* Work instructions
Without the images, output each record below as it stands.

* Data shown
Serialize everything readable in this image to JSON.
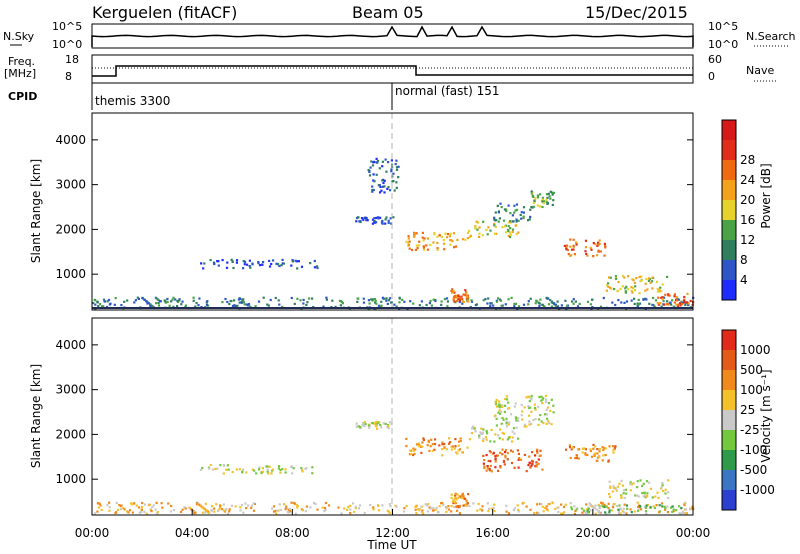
{
  "title": {
    "station": "Kerguelen (fitACF)",
    "beam": "Beam 05",
    "date": "15/Dec/2015"
  },
  "top_panels": {
    "nsky_label": "N.Sky",
    "nsearch_label": "N.Search",
    "nsky_ticks": [
      "10^5",
      "10^0"
    ],
    "nsearch_ticks": [
      "10^5",
      "10^0"
    ],
    "freq_label": "Freq.",
    "freq_unit": "[MHz]",
    "freq_ticks": [
      "18",
      "8"
    ],
    "nave_label": "Nave",
    "nave_ticks": [
      "60",
      "0"
    ],
    "cpid_label": "CPID",
    "cpid_segments": [
      {
        "label": "themis 3300",
        "start_hour": 0,
        "end_hour": 12
      },
      {
        "label": "normal (fast) 151",
        "start_hour": 12,
        "end_hour": 24
      }
    ]
  },
  "chart_data": [
    {
      "type": "heatmap",
      "name": "power",
      "ylabel": "Slant Range [km]",
      "xlim": [
        0,
        24
      ],
      "ylim": [
        200,
        4600
      ],
      "yticks": [
        "1000",
        "2000",
        "3000",
        "4000"
      ],
      "colorbar": {
        "label": "Power [dB]",
        "ticks": [
          "4",
          "8",
          "12",
          "16",
          "20",
          "24",
          "28"
        ],
        "colors": [
          "#1f2cff",
          "#2f56c8",
          "#2f7f5f",
          "#49a346",
          "#e6d22a",
          "#f4a11b",
          "#f06a14",
          "#e02e1b",
          "#d61a1a"
        ]
      },
      "echo_regions": [
        {
          "t0": 0.0,
          "t1": 24.0,
          "r0": 250,
          "r1": 500,
          "level": 2
        },
        {
          "t0": 4.3,
          "t1": 9.0,
          "r0": 1150,
          "r1": 1350,
          "level": 1
        },
        {
          "t0": 10.5,
          "t1": 12.0,
          "r0": 2150,
          "r1": 2300,
          "level": 1
        },
        {
          "t0": 11.0,
          "t1": 12.2,
          "r0": 2800,
          "r1": 3600,
          "level": 1
        },
        {
          "t0": 12.5,
          "t1": 15.0,
          "r0": 1550,
          "r1": 1950,
          "level": 5
        },
        {
          "t0": 15.0,
          "t1": 17.0,
          "r0": 1850,
          "r1": 2200,
          "level": 4
        },
        {
          "t0": 16.0,
          "t1": 17.5,
          "r0": 2200,
          "r1": 2600,
          "level": 2
        },
        {
          "t0": 17.5,
          "t1": 18.4,
          "r0": 2500,
          "r1": 2900,
          "level": 3
        },
        {
          "t0": 14.3,
          "t1": 15.0,
          "r0": 400,
          "r1": 700,
          "level": 6
        },
        {
          "t0": 18.8,
          "t1": 20.5,
          "r0": 1400,
          "r1": 1800,
          "level": 6
        },
        {
          "t0": 20.5,
          "t1": 23.0,
          "r0": 600,
          "r1": 1000,
          "level": 4
        },
        {
          "t0": 22.5,
          "t1": 24.0,
          "r0": 300,
          "r1": 600,
          "level": 6
        }
      ]
    },
    {
      "type": "heatmap",
      "name": "velocity",
      "ylabel": "Slant Range [km]",
      "xlim": [
        0,
        24
      ],
      "ylim": [
        200,
        4600
      ],
      "yticks": [
        "1000",
        "2000",
        "3000",
        "4000"
      ],
      "xticks": [
        "00:00",
        "04:00",
        "08:00",
        "12:00",
        "16:00",
        "20:00",
        "00:00"
      ],
      "xlabel": "Time UT",
      "colorbar": {
        "label": "Velocity [m s⁻¹]",
        "ticks": [
          "1000",
          "500",
          "100",
          "25",
          "-25",
          "-100",
          "-500",
          "-1000"
        ],
        "colors": [
          "#2b3fd1",
          "#3a76c4",
          "#2f9a4a",
          "#74c83e",
          "#c9c9c9",
          "#f5c12a",
          "#f08a1c",
          "#e45a18",
          "#e12a1a"
        ]
      },
      "echo_regions": [
        {
          "t0": 0.0,
          "t1": 24.0,
          "r0": 250,
          "r1": 500,
          "level": 5
        },
        {
          "t0": 4.3,
          "t1": 9.0,
          "r0": 1150,
          "r1": 1350,
          "level": 4
        },
        {
          "t0": 10.5,
          "t1": 12.0,
          "r0": 2150,
          "r1": 2300,
          "level": 4
        },
        {
          "t0": 12.5,
          "t1": 15.0,
          "r0": 1550,
          "r1": 1950,
          "level": 6
        },
        {
          "t0": 15.0,
          "t1": 17.0,
          "r0": 1850,
          "r1": 2200,
          "level": 4
        },
        {
          "t0": 16.0,
          "t1": 18.4,
          "r0": 2200,
          "r1": 2900,
          "level": 4
        },
        {
          "t0": 14.3,
          "t1": 15.0,
          "r0": 400,
          "r1": 700,
          "level": 6
        },
        {
          "t0": 15.5,
          "t1": 18.0,
          "r0": 1200,
          "r1": 1700,
          "level": 7
        },
        {
          "t0": 18.8,
          "t1": 21.0,
          "r0": 1400,
          "r1": 1800,
          "level": 6
        },
        {
          "t0": 20.5,
          "t1": 23.0,
          "r0": 600,
          "r1": 1000,
          "level": 4
        },
        {
          "t0": 19.0,
          "t1": 24.0,
          "r0": 250,
          "r1": 450,
          "level": 3
        }
      ]
    }
  ]
}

* Expected answer
Serialize everything readable in this image to JSON.
{
  "title": {
    "station": "Kerguelen (fitACF)",
    "beam": "Beam 05",
    "date": "15/Dec/2015"
  },
  "top_panels": {
    "nsky_label": "N.Sky",
    "nsearch_label": "N.Search",
    "nsky_ticks": [
      "10^5",
      "10^0"
    ],
    "nsearch_ticks": [
      "10^5",
      "10^0"
    ],
    "freq_label": "Freq.",
    "freq_unit": "[MHz]",
    "freq_ticks": [
      "18",
      "8"
    ],
    "nave_label": "Nave",
    "nave_ticks": [
      "60",
      "0"
    ],
    "cpid_label": "CPID",
    "cpid_segments": [
      {
        "label": "themis 3300",
        "start_hour": 0,
        "end_hour": 12
      },
      {
        "label": "normal (fast) 151",
        "start_hour": 12,
        "end_hour": 24
      }
    ]
  },
  "chart_data": [
    {
      "type": "heatmap",
      "name": "power",
      "ylabel": "Slant Range [km]",
      "xlim": [
        0,
        24
      ],
      "ylim": [
        200,
        4600
      ],
      "yticks": [
        "1000",
        "2000",
        "3000",
        "4000"
      ],
      "colorbar": {
        "label": "Power [dB]",
        "ticks": [
          "4",
          "8",
          "12",
          "16",
          "20",
          "24",
          "28"
        ],
        "colors": [
          "#1f2cff",
          "#2f56c8",
          "#2f7f5f",
          "#49a346",
          "#e6d22a",
          "#f4a11b",
          "#f06a14",
          "#e02e1b",
          "#d61a1a"
        ]
      },
      "echo_regions": [
        {
          "t0": 0.0,
          "t1": 24.0,
          "r0": 250,
          "r1": 500,
          "level": 2
        },
        {
          "t0": 4.3,
          "t1": 9.0,
          "r0": 1150,
          "r1": 1350,
          "level": 1
        },
        {
          "t0": 10.5,
          "t1": 12.0,
          "r0": 2150,
          "r1": 2300,
          "level": 1
        },
        {
          "t0": 11.0,
          "t1": 12.2,
          "r0": 2800,
          "r1": 3600,
          "level": 1
        },
        {
          "t0": 12.5,
          "t1": 15.0,
          "r0": 1550,
          "r1": 1950,
          "level": 5
        },
        {
          "t0": 15.0,
          "t1": 17.0,
          "r0": 1850,
          "r1": 2200,
          "level": 4
        },
        {
          "t0": 16.0,
          "t1": 17.5,
          "r0": 2200,
          "r1": 2600,
          "level": 2
        },
        {
          "t0": 17.5,
          "t1": 18.4,
          "r0": 2500,
          "r1": 2900,
          "level": 3
        },
        {
          "t0": 14.3,
          "t1": 15.0,
          "r0": 400,
          "r1": 700,
          "level": 6
        },
        {
          "t0": 18.8,
          "t1": 20.5,
          "r0": 1400,
          "r1": 1800,
          "level": 6
        },
        {
          "t0": 20.5,
          "t1": 23.0,
          "r0": 600,
          "r1": 1000,
          "level": 4
        },
        {
          "t0": 22.5,
          "t1": 24.0,
          "r0": 300,
          "r1": 600,
          "level": 6
        }
      ]
    },
    {
      "type": "heatmap",
      "name": "velocity",
      "ylabel": "Slant Range [km]",
      "xlim": [
        0,
        24
      ],
      "ylim": [
        200,
        4600
      ],
      "yticks": [
        "1000",
        "2000",
        "3000",
        "4000"
      ],
      "xticks": [
        "00:00",
        "04:00",
        "08:00",
        "12:00",
        "16:00",
        "20:00",
        "00:00"
      ],
      "xlabel": "Time UT",
      "colorbar": {
        "label": "Velocity [m s⁻¹]",
        "ticks": [
          "1000",
          "500",
          "100",
          "25",
          "-25",
          "-100",
          "-500",
          "-1000"
        ],
        "colors": [
          "#2b3fd1",
          "#3a76c4",
          "#2f9a4a",
          "#74c83e",
          "#c9c9c9",
          "#f5c12a",
          "#f08a1c",
          "#e45a18",
          "#e12a1a"
        ]
      },
      "echo_regions": [
        {
          "t0": 0.0,
          "t1": 24.0,
          "r0": 250,
          "r1": 500,
          "level": 5
        },
        {
          "t0": 4.3,
          "t1": 9.0,
          "r0": 1150,
          "r1": 1350,
          "level": 4
        },
        {
          "t0": 10.5,
          "t1": 12.0,
          "r0": 2150,
          "r1": 2300,
          "level": 4
        },
        {
          "t0": 12.5,
          "t1": 15.0,
          "r0": 1550,
          "r1": 1950,
          "level": 6
        },
        {
          "t0": 15.0,
          "t1": 17.0,
          "r0": 1850,
          "r1": 2200,
          "level": 4
        },
        {
          "t0": 16.0,
          "t1": 18.4,
          "r0": 2200,
          "r1": 2900,
          "level": 4
        },
        {
          "t0": 14.3,
          "t1": 15.0,
          "r0": 400,
          "r1": 700,
          "level": 6
        },
        {
          "t0": 15.5,
          "t1": 18.0,
          "r0": 1200,
          "r1": 1700,
          "level": 7
        },
        {
          "t0": 18.8,
          "t1": 21.0,
          "r0": 1400,
          "r1": 1800,
          "level": 6
        },
        {
          "t0": 20.5,
          "t1": 23.0,
          "r0": 600,
          "r1": 1000,
          "level": 4
        },
        {
          "t0": 19.0,
          "t1": 24.0,
          "r0": 250,
          "r1": 450,
          "level": 3
        }
      ]
    }
  ]
}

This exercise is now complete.